### [SHORT TASK]
Every record should be written out exactly, with the pictures left out.
== EXTRACTED MATERIAL ==
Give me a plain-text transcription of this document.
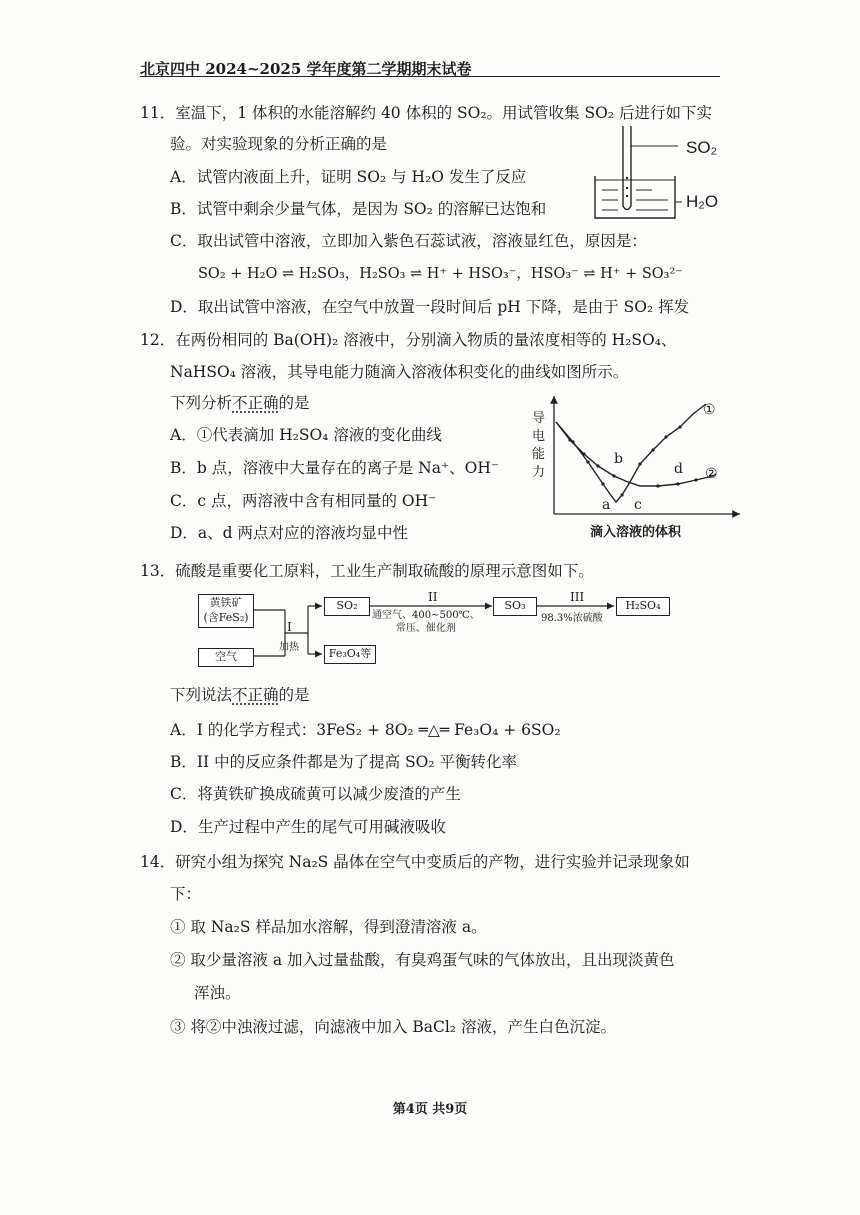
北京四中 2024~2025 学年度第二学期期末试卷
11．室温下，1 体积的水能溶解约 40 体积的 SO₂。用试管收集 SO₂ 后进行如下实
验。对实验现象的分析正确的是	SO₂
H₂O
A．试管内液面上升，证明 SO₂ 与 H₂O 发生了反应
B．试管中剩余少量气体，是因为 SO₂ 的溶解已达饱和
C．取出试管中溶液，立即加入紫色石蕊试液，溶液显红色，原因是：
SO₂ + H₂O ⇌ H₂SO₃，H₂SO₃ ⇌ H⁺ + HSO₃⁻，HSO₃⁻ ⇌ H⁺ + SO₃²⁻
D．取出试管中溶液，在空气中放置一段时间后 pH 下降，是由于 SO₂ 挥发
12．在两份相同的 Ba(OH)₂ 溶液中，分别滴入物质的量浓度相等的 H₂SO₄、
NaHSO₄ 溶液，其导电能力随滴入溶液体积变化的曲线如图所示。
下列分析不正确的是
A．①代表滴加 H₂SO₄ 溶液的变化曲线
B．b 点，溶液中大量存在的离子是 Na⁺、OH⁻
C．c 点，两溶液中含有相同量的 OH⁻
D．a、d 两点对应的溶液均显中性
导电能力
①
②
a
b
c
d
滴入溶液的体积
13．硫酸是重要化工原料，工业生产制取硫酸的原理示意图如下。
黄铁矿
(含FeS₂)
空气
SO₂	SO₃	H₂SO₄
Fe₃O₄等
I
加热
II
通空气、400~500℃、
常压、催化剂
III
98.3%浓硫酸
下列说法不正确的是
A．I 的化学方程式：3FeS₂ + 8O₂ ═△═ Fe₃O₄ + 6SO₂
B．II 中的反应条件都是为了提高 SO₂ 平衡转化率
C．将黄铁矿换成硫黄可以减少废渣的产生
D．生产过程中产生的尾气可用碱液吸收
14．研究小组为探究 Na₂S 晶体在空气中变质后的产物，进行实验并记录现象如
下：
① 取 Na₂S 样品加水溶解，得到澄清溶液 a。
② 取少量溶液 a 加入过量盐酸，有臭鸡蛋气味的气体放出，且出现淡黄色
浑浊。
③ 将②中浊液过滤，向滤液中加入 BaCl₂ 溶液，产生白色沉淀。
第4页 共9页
===
### [RESPONSE TO THIS EXERCISE]
Give me a plain-text transcription of this document.
北京四中 2024~2025 学年度第二学期期末试卷
11．室温下，1 体积的水能溶解约 40 体积的 SO₂。用试管收集 SO₂ 后进行如下实
验。对实验现象的分析正确的是	SO₂
H₂O
A．试管内液面上升，证明 SO₂ 与 H₂O 发生了反应
B．试管中剩余少量气体，是因为 SO₂ 的溶解已达饱和
C．取出试管中溶液，立即加入紫色石蕊试液，溶液显红色，原因是：
SO₂ + H₂O ⇌ H₂SO₃，H₂SO₃ ⇌ H⁺ + HSO₃⁻，HSO₃⁻ ⇌ H⁺ + SO₃²⁻
D．取出试管中溶液，在空气中放置一段时间后 pH 下降，是由于 SO₂ 挥发
12．在两份相同的 Ba(OH)₂ 溶液中，分别滴入物质的量浓度相等的 H₂SO₄、
NaHSO₄ 溶液，其导电能力随滴入溶液体积变化的曲线如图所示。
下列分析不正确的是
A．①代表滴加 H₂SO₄ 溶液的变化曲线
B．b 点，溶液中大量存在的离子是 Na⁺、OH⁻
C．c 点，两溶液中含有相同量的 OH⁻
D．a、d 两点对应的溶液均显中性
导电能力
①
②
a
b
c
d
滴入溶液的体积
13．硫酸是重要化工原料，工业生产制取硫酸的原理示意图如下。
黄铁矿
(含FeS₂)
空气
SO₂	SO₃	H₂SO₄
Fe₃O₄等
I
加热
II
通空气、400~500℃、
常压、催化剂
III
98.3%浓硫酸
下列说法不正确的是
A．I 的化学方程式：3FeS₂ + 8O₂ ═△═ Fe₃O₄ + 6SO₂
B．II 中的反应条件都是为了提高 SO₂ 平衡转化率
C．将黄铁矿换成硫黄可以减少废渣的产生
D．生产过程中产生的尾气可用碱液吸收
14．研究小组为探究 Na₂S 晶体在空气中变质后的产物，进行实验并记录现象如
下：
① 取 Na₂S 样品加水溶解，得到澄清溶液 a。
② 取少量溶液 a 加入过量盐酸，有臭鸡蛋气味的气体放出，且出现淡黄色
浑浊。
③ 将②中浊液过滤，向滤液中加入 BaCl₂ 溶液，产生白色沉淀。
第4页 共9页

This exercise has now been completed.